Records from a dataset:
********************

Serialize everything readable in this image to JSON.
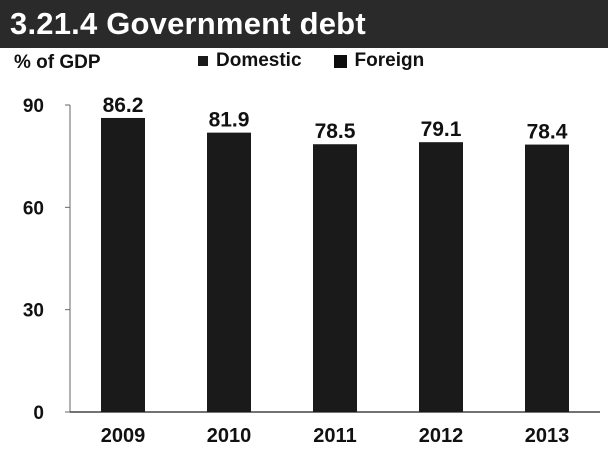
{
  "chart_data": {
    "type": "bar",
    "title": "3.21.4 Government debt",
    "ylabel": "% of GDP",
    "xlabel": "",
    "categories": [
      "2009",
      "2010",
      "2011",
      "2012",
      "2013"
    ],
    "totals": [
      86.2,
      81.9,
      78.5,
      79.1,
      78.4
    ],
    "total_labels": [
      "86.2",
      "81.9",
      "78.5",
      "79.1",
      "78.4"
    ],
    "series": [
      {
        "name": "Domestic",
        "color": "#1a1a1a"
      },
      {
        "name": "Foreign",
        "color": "#0d0d0d"
      }
    ],
    "ylim": [
      0,
      90
    ],
    "yticks": [
      0,
      30,
      60,
      90
    ],
    "ytick_labels": [
      "0",
      "30",
      "60",
      "90"
    ],
    "grid": false,
    "legend_position": "top"
  }
}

********************

__What to do__: Quote every line of the records above exactly; no picture is to be copied.

__Full output__:
Serialize everything readable in this image to JSON.
{
  "chart_data": {
    "type": "bar",
    "title": "3.21.4 Government debt",
    "ylabel": "% of GDP",
    "xlabel": "",
    "categories": [
      "2009",
      "2010",
      "2011",
      "2012",
      "2013"
    ],
    "totals": [
      86.2,
      81.9,
      78.5,
      79.1,
      78.4
    ],
    "total_labels": [
      "86.2",
      "81.9",
      "78.5",
      "79.1",
      "78.4"
    ],
    "series": [
      {
        "name": "Domestic",
        "color": "#1a1a1a"
      },
      {
        "name": "Foreign",
        "color": "#0d0d0d"
      }
    ],
    "ylim": [
      0,
      90
    ],
    "yticks": [
      0,
      30,
      60,
      90
    ],
    "ytick_labels": [
      "0",
      "30",
      "60",
      "90"
    ],
    "grid": false,
    "legend_position": "top"
  }
}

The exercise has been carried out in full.